# Problem to solve:
Exactly reproduce each line of the listing that follows.

Records:
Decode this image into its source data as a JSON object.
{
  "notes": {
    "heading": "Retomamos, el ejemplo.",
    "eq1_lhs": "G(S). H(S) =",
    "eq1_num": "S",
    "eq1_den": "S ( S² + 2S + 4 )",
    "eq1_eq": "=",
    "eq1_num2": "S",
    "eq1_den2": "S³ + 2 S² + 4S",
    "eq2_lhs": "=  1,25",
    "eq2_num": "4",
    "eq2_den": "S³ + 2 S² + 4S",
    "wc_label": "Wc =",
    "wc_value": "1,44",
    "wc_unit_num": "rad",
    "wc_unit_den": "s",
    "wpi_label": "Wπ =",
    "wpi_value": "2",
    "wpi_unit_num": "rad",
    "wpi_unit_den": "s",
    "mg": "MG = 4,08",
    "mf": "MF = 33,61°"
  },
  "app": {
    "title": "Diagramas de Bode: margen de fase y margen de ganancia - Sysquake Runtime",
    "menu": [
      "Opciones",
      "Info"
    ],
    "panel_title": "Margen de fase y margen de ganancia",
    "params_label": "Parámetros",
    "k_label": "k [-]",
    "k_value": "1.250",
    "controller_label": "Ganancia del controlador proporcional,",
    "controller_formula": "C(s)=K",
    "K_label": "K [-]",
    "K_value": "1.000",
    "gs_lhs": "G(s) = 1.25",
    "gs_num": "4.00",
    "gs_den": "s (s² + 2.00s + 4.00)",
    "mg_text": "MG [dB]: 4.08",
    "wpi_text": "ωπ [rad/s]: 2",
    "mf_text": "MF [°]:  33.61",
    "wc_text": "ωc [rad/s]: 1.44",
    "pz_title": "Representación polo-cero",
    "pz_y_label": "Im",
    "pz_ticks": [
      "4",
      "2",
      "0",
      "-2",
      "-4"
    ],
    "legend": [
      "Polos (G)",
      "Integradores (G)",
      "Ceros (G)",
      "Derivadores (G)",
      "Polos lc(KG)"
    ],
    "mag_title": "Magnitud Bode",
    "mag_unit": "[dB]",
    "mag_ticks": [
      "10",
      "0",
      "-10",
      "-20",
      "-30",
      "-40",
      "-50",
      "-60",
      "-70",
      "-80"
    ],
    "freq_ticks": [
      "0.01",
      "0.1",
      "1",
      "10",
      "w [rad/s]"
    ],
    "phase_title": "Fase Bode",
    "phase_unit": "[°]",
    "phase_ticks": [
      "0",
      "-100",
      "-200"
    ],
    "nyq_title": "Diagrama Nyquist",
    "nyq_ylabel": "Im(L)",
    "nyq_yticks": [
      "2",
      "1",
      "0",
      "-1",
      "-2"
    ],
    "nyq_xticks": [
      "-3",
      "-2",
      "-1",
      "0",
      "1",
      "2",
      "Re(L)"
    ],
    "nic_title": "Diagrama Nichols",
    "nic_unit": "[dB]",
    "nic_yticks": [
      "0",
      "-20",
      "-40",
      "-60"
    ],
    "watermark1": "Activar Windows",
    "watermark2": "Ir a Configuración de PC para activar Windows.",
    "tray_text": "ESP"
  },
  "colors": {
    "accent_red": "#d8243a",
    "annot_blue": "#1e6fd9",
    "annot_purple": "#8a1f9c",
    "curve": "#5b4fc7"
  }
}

# Response to this exercise:
Decode this image into its source data as a JSON object.
{
  "notes": {
    "heading": "Retomamos, el ejemplo.",
    "eq1_lhs": "G(S). H(S) =",
    "eq1_num": "S",
    "eq1_den": "S ( S² + 2S + 4 )",
    "eq1_eq": "=",
    "eq1_num2": "S",
    "eq1_den2": "S³ + 2 S² + 4S",
    "eq2_lhs": "=  1,25",
    "eq2_num": "4",
    "eq2_den": "S³ + 2 S² + 4S",
    "wc_label": "Wc =",
    "wc_value": "1,44",
    "wc_unit_num": "rad",
    "wc_unit_den": "s",
    "wpi_label": "Wπ =",
    "wpi_value": "2",
    "wpi_unit_num": "rad",
    "wpi_unit_den": "s",
    "mg": "MG = 4,08",
    "mf": "MF = 33,61°"
  },
  "app": {
    "title": "Diagramas de Bode: margen de fase y margen de ganancia - Sysquake Runtime",
    "menu": [
      "Opciones",
      "Info"
    ],
    "panel_title": "Margen de fase y margen de ganancia",
    "params_label": "Parámetros",
    "k_label": "k [-]",
    "k_value": "1.250",
    "controller_label": "Ganancia del controlador proporcional,",
    "controller_formula": "C(s)=K",
    "K_label": "K [-]",
    "K_value": "1.000",
    "gs_lhs": "G(s) = 1.25",
    "gs_num": "4.00",
    "gs_den": "s (s² + 2.00s + 4.00)",
    "mg_text": "MG [dB]: 4.08",
    "wpi_text": "ωπ [rad/s]: 2",
    "mf_text": "MF [°]:  33.61",
    "wc_text": "ωc [rad/s]: 1.44",
    "pz_title": "Representación polo-cero",
    "pz_y_label": "Im",
    "pz_ticks": [
      "4",
      "2",
      "0",
      "-2",
      "-4"
    ],
    "legend": [
      "Polos (G)",
      "Integradores (G)",
      "Ceros (G)",
      "Derivadores (G)",
      "Polos lc(KG)"
    ],
    "mag_title": "Magnitud Bode",
    "mag_unit": "[dB]",
    "mag_ticks": [
      "10",
      "0",
      "-10",
      "-20",
      "-30",
      "-40",
      "-50",
      "-60",
      "-70",
      "-80"
    ],
    "freq_ticks": [
      "0.01",
      "0.1",
      "1",
      "10",
      "w [rad/s]"
    ],
    "phase_title": "Fase Bode",
    "phase_unit": "[°]",
    "phase_ticks": [
      "0",
      "-100",
      "-200"
    ],
    "nyq_title": "Diagrama Nyquist",
    "nyq_ylabel": "Im(L)",
    "nyq_yticks": [
      "2",
      "1",
      "0",
      "-1",
      "-2"
    ],
    "nyq_xticks": [
      "-3",
      "-2",
      "-1",
      "0",
      "1",
      "2",
      "Re(L)"
    ],
    "nic_title": "Diagrama Nichols",
    "nic_unit": "[dB]",
    "nic_yticks": [
      "0",
      "-20",
      "-40",
      "-60"
    ],
    "watermark1": "Activar Windows",
    "watermark2": "Ir a Configuración de PC para activar Windows.",
    "tray_text": "ESP"
  },
  "colors": {
    "accent_red": "#d8243a",
    "annot_blue": "#1e6fd9",
    "annot_purple": "#8a1f9c",
    "curve": "#5b4fc7"
  }
}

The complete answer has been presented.